> **What the exercise asks**: Show each line of the data below that has the string "ионов" in it.

--- BEGIN ---

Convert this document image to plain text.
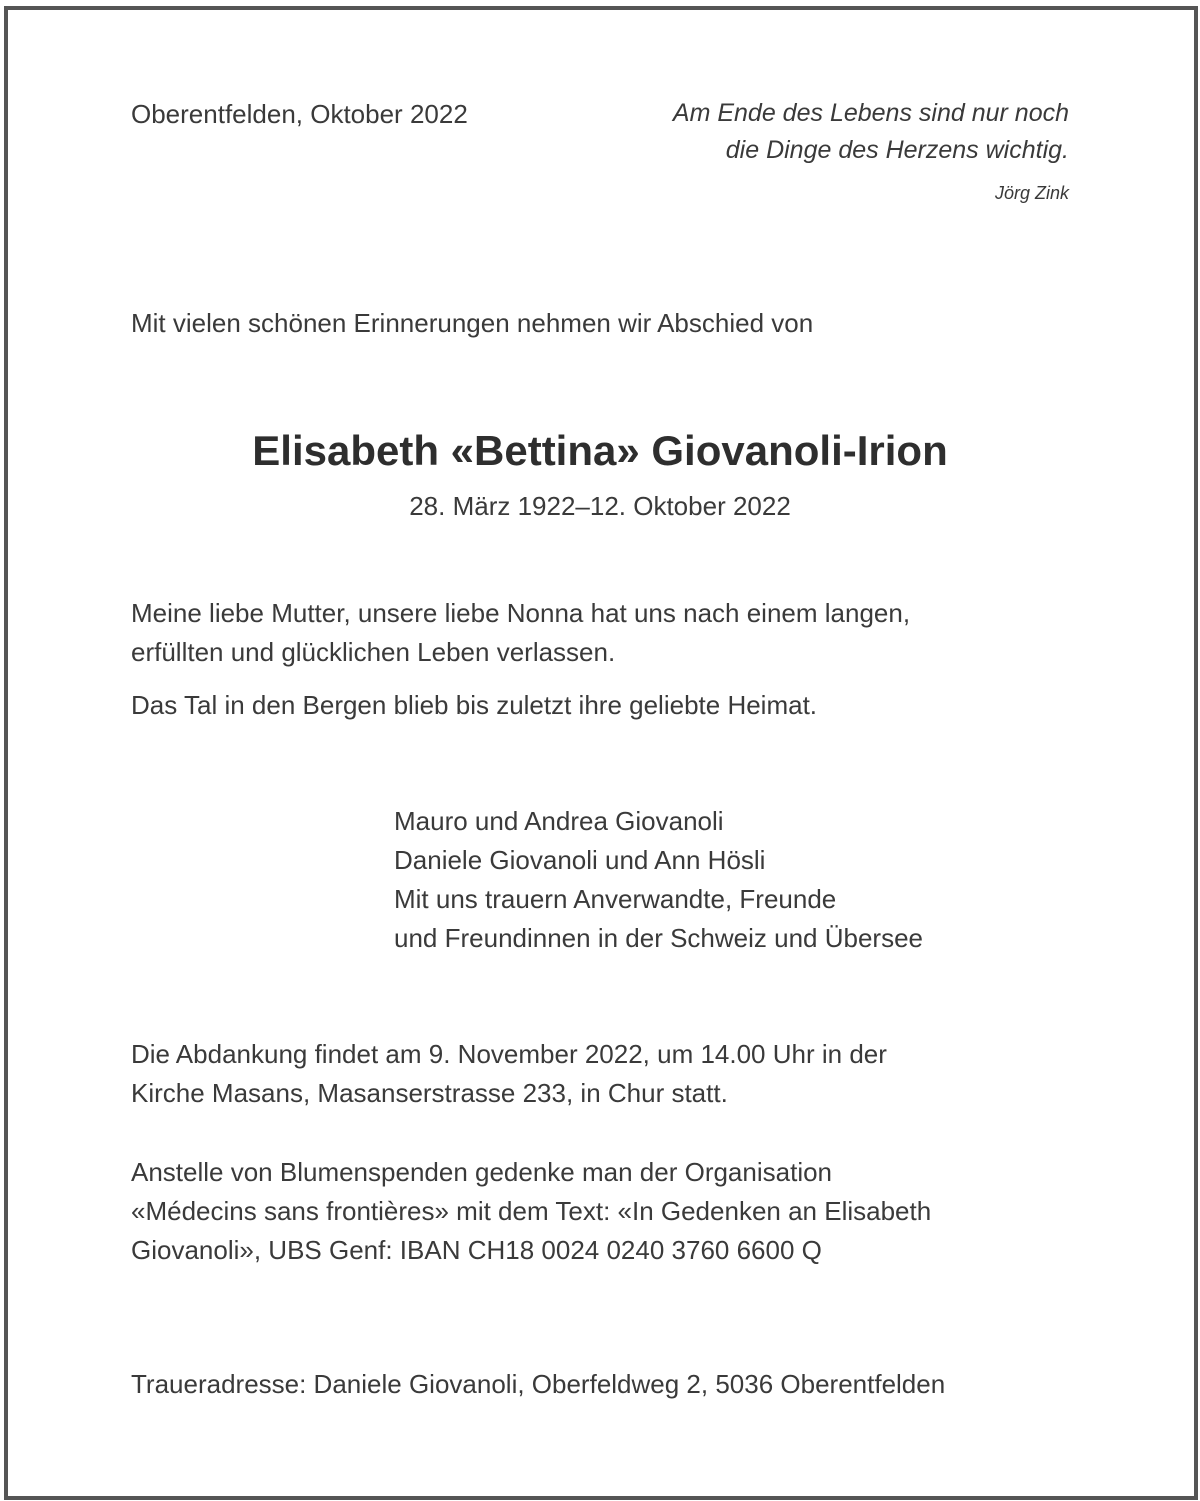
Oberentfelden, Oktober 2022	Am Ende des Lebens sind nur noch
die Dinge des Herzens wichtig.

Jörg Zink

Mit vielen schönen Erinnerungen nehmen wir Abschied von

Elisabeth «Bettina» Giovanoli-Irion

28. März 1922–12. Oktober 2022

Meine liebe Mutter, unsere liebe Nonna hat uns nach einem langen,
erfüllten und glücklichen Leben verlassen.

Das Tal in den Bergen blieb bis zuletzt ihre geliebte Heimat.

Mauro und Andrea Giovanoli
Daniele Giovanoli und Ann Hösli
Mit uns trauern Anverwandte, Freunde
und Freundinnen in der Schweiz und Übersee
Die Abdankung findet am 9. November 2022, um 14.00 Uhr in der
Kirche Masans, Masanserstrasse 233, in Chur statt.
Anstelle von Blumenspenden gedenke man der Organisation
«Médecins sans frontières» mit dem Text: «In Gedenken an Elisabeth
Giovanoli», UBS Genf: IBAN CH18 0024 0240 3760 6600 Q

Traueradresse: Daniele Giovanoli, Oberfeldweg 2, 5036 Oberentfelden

--- END ---
--- BEGIN ---

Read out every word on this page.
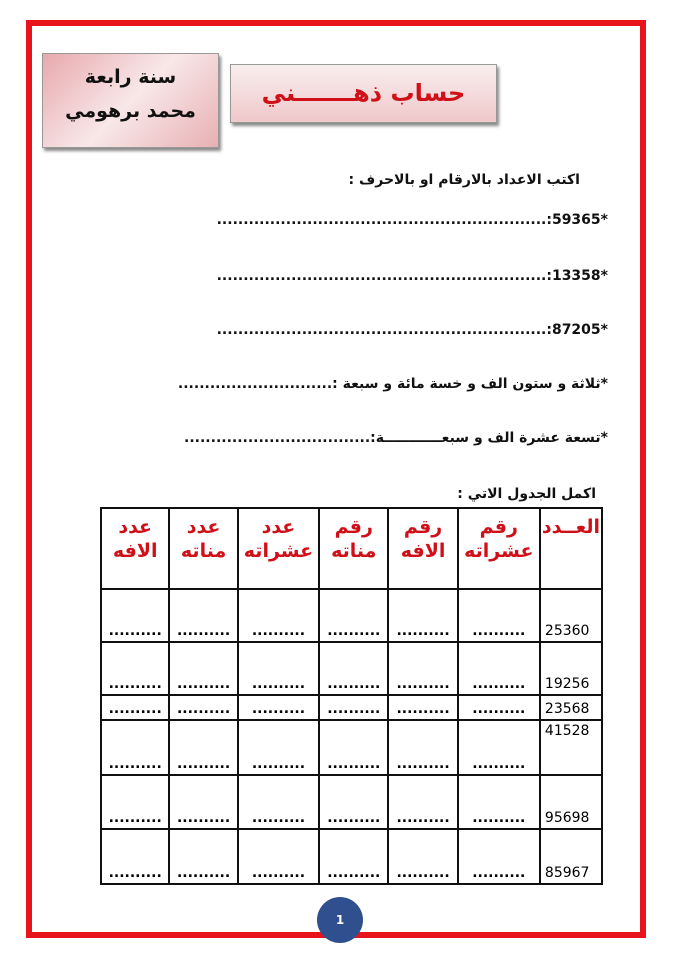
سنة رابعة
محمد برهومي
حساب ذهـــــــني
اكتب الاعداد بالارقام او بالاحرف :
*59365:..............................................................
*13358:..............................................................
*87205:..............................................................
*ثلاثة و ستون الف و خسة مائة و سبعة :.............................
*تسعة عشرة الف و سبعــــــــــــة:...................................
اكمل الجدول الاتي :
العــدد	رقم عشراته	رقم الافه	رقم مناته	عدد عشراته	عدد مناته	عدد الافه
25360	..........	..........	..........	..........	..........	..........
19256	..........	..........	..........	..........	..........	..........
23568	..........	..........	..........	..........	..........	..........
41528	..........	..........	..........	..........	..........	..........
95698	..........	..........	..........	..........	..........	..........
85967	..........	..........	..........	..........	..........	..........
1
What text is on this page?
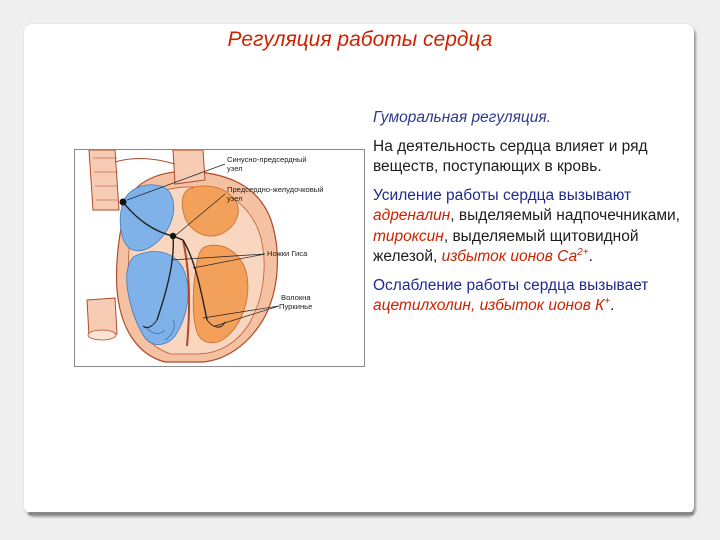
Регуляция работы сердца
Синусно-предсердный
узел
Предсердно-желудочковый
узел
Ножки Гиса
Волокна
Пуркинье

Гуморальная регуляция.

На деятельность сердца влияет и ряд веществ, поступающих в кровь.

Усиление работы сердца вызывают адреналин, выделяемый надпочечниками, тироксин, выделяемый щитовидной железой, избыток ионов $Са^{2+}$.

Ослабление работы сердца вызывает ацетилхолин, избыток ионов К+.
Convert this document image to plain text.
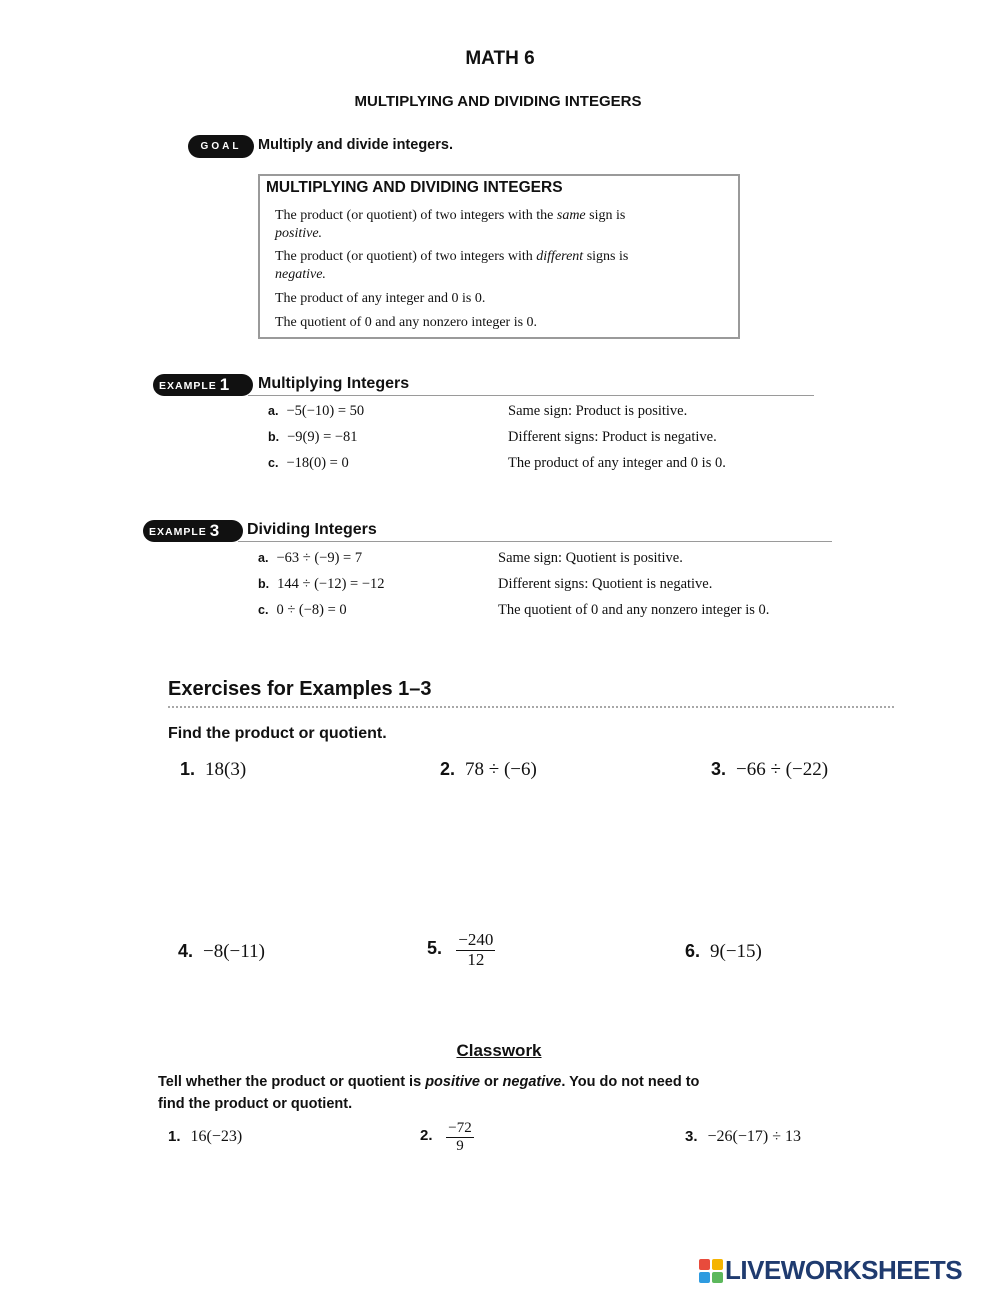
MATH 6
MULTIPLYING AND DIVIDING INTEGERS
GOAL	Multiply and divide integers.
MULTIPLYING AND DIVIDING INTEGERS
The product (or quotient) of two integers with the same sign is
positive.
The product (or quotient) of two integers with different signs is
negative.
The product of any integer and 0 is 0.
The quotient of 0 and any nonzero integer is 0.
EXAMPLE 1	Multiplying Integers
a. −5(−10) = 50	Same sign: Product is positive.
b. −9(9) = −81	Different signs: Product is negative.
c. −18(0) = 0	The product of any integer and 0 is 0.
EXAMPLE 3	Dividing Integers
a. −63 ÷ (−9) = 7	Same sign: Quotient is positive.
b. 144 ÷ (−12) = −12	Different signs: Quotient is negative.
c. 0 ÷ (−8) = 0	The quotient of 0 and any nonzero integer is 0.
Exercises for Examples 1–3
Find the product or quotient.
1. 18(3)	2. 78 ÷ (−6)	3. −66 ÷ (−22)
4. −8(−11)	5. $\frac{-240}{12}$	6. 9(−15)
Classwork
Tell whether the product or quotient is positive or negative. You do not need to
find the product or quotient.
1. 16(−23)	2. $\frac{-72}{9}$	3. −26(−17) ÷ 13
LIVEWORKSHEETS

--- END ---

> **Written response**:
Усиление работы сердца вызывают адреналин, выделяемый надпочечниками, тироксин, выделяемый щитовидной железой, избыток ионов $Са^{2+}$.
Ослабление работы сердца вызывает ацетилхолин, избыток ионов К+.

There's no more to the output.